<<<<

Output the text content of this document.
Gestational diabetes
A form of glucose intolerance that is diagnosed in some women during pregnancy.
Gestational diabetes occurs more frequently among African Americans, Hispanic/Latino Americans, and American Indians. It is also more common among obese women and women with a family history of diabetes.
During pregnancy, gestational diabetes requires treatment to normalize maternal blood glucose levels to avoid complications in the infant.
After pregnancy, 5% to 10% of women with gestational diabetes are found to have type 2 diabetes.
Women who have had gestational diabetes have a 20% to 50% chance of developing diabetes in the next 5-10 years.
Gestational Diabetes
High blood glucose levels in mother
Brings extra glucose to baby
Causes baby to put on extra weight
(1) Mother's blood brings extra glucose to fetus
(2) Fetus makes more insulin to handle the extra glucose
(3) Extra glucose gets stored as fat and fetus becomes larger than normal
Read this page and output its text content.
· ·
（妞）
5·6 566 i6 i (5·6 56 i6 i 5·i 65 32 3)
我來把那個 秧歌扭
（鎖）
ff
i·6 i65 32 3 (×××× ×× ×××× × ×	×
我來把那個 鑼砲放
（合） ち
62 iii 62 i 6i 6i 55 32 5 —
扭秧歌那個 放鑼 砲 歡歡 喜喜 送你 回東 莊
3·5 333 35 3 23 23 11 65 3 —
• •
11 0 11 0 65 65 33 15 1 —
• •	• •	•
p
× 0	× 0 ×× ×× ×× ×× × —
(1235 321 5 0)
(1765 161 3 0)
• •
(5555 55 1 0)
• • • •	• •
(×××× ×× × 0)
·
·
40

>>>>

Written request: Make an exact copy of all the data.

Output of the task:
Output the text content of this document.
Gestational diabetes
A form of glucose intolerance that is diagnosed in some women during pregnancy.
Gestational diabetes occurs more frequently among African Americans, Hispanic/Latino Americans, and American Indians. It is also more common among obese women and women with a family history of diabetes.
During pregnancy, gestational diabetes requires treatment to normalize maternal blood glucose levels to avoid complications in the infant.
After pregnancy, 5% to 10% of women with gestational diabetes are found to have type 2 diabetes.
Women who have had gestational diabetes have a 20% to 50% chance of developing diabetes in the next 5-10 years.
Gestational Diabetes
High blood glucose levels in mother
Brings extra glucose to baby
Causes baby to put on extra weight
(1) Mother's blood brings extra glucose to fetus
(2) Fetus makes more insulin to handle the extra glucose
(3) Extra glucose gets stored as fat and fetus becomes larger than normal
Read this page and output its text content.
· ·
（妞）
5·6 566 i6 i (5·6 56 i6 i 5·i 65 32 3)
我來把那個 秧歌扭
（鎖）
ff
i·6 i65 32 3 (×××× ×× ×××× × ×	×
我來把那個 鑼砲放
（合） ち
62 iii 62 i 6i 6i 55 32 5 —
扭秧歌那個 放鑼 砲 歡歡 喜喜 送你 回東 莊
3·5 333 35 3 23 23 11 65 3 —
• •
11 0 11 0 65 65 33 15 1 —
• •	• •	•
p
× 0	× 0 ×× ×× ×× ×× × —
(1235 321 5 0)
(1765 161 3 0)
• •
(5555 55 1 0)
• • • •	• •
(×××× ×× × 0)
·
·
40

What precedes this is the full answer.